▶ [Task goal]: In the data below, find every line with the string "components" and pull it out.

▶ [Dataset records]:
● ● ● ●
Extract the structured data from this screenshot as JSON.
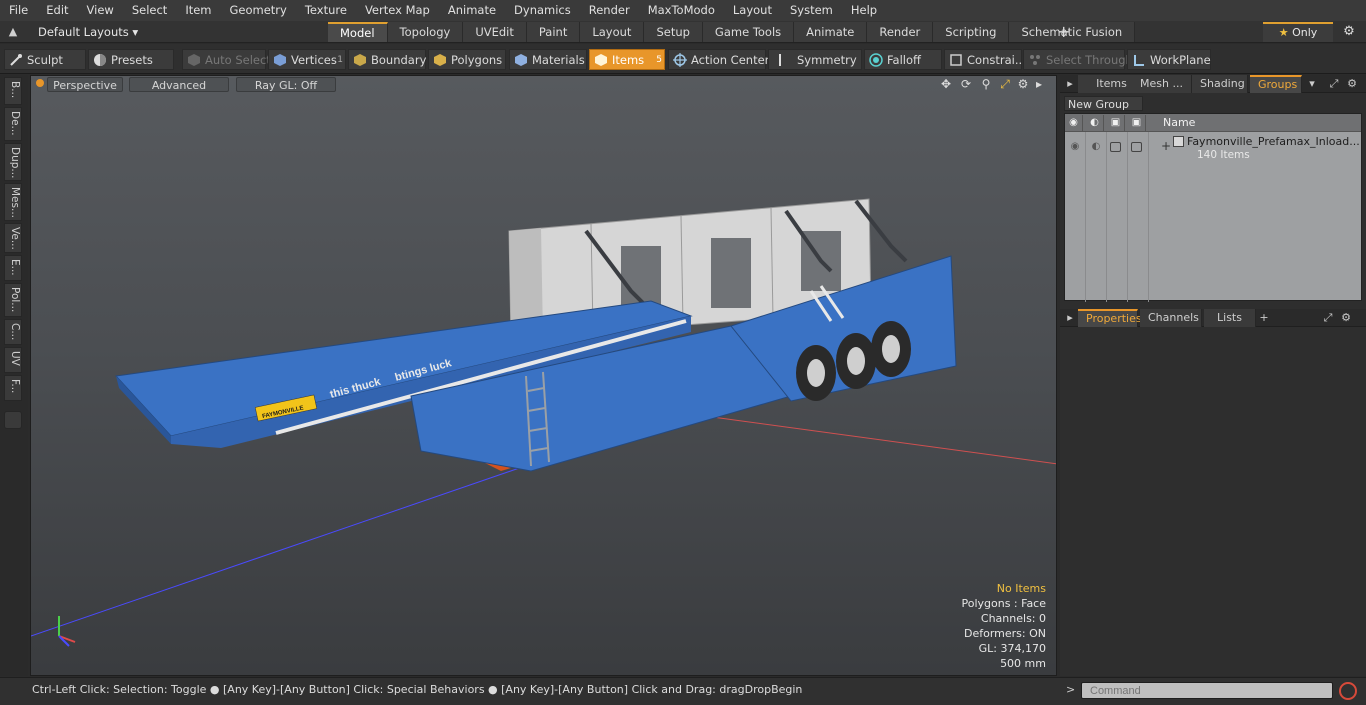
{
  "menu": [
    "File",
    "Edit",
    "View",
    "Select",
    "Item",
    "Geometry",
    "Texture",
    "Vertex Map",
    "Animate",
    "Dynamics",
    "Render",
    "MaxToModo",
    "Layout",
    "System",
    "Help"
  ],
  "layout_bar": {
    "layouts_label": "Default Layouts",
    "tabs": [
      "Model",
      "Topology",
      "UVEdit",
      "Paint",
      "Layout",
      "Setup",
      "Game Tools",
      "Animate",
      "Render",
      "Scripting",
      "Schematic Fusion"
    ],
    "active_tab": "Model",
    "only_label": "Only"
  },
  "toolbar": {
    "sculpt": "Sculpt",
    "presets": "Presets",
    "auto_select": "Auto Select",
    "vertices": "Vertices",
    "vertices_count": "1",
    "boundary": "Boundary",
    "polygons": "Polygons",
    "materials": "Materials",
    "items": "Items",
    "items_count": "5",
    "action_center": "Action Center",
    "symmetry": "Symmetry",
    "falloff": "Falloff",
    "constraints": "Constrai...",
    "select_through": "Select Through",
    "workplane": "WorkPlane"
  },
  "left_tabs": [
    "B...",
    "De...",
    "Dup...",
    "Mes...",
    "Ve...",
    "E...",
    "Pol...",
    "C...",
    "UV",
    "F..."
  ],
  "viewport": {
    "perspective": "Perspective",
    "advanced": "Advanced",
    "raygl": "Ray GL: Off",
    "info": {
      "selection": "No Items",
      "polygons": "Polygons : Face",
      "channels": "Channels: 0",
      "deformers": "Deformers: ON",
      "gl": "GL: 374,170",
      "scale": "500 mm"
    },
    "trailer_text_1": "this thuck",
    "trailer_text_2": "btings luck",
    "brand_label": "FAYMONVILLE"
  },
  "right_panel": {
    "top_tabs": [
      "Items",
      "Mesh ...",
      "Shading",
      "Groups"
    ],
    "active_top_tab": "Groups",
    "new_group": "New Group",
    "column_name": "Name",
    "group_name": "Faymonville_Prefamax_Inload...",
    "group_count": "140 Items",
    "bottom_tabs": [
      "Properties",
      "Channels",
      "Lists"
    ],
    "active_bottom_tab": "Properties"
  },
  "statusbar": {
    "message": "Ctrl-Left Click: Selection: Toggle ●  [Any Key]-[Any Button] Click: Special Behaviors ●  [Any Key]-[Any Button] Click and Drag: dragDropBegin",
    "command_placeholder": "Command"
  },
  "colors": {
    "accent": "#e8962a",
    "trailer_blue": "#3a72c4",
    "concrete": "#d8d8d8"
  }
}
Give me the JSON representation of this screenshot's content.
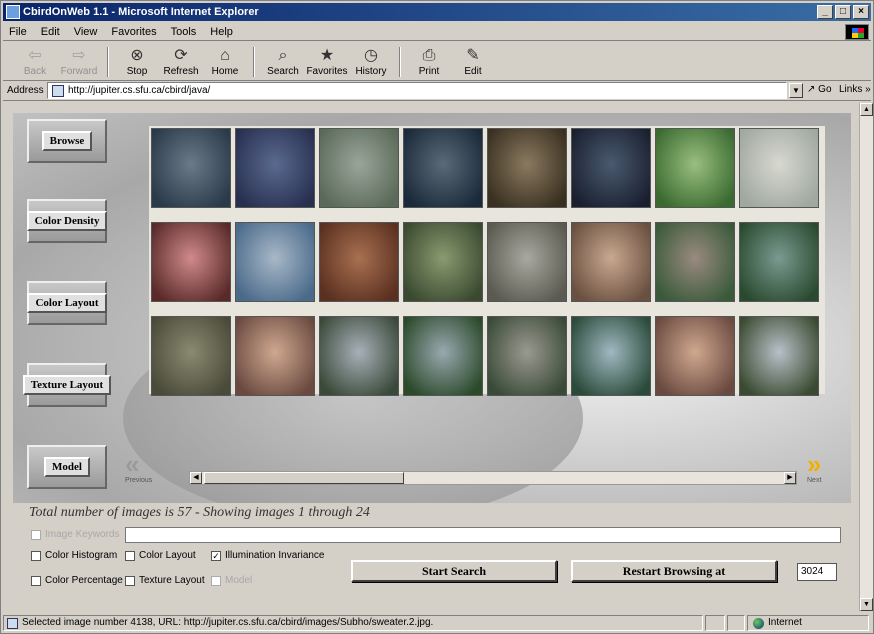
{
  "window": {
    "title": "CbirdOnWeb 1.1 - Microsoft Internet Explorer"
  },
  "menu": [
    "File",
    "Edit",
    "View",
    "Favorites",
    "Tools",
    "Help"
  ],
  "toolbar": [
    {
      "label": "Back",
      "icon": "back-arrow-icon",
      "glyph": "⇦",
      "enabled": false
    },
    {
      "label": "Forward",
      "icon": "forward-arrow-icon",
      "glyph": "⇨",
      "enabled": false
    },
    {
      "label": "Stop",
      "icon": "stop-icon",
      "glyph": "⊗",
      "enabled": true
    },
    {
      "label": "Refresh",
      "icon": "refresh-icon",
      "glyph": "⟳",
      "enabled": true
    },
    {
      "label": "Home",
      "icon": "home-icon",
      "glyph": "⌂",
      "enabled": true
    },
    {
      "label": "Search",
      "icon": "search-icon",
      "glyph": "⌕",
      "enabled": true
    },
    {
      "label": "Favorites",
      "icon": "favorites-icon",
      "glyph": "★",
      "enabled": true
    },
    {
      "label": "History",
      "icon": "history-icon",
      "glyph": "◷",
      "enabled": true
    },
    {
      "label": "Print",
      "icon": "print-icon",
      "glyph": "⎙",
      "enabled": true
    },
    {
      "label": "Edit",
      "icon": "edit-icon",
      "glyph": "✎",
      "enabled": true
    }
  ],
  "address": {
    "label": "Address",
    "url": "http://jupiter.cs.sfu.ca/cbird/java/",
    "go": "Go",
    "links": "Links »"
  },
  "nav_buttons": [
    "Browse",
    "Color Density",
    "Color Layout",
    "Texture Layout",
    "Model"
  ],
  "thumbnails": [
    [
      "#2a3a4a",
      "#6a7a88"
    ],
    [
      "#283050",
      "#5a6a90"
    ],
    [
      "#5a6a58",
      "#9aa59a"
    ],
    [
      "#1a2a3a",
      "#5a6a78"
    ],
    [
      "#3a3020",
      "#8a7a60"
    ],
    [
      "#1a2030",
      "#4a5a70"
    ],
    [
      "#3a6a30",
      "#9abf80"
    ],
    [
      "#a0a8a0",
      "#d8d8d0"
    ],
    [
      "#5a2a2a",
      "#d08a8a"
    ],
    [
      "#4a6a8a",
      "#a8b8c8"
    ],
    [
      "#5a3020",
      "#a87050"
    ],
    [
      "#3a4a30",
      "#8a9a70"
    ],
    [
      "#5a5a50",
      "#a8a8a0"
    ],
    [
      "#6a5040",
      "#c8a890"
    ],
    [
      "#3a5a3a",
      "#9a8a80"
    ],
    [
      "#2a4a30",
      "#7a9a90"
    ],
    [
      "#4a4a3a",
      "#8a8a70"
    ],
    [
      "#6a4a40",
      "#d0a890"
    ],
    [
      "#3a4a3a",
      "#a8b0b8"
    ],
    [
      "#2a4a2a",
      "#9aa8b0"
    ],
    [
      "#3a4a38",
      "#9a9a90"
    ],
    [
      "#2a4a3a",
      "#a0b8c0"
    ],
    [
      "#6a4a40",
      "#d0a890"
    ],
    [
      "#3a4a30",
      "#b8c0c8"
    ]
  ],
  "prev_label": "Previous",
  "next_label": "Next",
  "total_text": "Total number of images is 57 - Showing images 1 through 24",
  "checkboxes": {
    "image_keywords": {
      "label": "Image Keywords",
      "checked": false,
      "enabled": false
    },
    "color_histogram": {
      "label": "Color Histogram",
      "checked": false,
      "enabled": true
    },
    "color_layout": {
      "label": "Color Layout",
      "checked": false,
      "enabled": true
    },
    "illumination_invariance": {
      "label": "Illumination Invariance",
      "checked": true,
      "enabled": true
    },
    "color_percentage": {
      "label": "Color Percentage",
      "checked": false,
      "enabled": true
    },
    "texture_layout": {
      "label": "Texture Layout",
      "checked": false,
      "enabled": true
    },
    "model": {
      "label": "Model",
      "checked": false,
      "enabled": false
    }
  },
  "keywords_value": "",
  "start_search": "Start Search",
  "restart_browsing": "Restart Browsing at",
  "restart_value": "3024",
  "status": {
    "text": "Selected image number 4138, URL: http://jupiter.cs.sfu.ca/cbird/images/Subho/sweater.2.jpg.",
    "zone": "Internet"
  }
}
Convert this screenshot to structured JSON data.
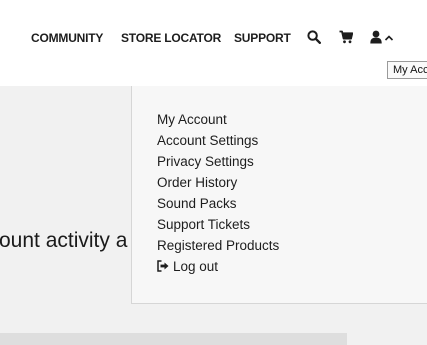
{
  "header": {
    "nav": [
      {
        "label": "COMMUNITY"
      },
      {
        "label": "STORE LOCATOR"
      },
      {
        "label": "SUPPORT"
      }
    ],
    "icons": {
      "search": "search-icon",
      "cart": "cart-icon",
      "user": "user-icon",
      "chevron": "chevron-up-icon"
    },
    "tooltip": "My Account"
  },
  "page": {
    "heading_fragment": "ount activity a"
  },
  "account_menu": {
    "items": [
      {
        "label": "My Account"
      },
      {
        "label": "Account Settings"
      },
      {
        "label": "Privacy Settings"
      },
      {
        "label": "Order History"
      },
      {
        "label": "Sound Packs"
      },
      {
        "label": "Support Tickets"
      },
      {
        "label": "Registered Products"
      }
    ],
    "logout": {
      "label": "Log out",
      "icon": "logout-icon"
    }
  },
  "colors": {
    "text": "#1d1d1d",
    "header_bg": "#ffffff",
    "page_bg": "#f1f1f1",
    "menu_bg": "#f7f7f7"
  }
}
● ● ● ●
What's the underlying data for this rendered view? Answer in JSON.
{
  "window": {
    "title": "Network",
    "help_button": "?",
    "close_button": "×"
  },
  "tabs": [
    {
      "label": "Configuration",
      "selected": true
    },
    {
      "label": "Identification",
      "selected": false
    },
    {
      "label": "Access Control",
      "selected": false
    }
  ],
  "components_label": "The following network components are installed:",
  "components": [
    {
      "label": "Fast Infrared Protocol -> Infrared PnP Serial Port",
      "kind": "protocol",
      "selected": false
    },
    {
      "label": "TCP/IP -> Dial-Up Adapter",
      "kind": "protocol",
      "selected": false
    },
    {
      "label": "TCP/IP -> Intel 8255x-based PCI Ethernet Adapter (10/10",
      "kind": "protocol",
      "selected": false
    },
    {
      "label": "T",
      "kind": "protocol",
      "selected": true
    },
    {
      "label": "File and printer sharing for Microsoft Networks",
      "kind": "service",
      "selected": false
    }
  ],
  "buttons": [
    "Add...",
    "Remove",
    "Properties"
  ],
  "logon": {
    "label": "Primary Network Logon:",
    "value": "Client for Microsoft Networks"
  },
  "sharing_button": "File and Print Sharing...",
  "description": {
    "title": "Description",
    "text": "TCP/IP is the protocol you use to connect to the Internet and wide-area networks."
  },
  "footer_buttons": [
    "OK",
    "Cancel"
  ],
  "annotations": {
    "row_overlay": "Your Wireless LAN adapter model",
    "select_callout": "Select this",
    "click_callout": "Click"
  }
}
● ● ● ●
▶ [The output]:
  "components_label": "The following network components are installed:",
  "components": [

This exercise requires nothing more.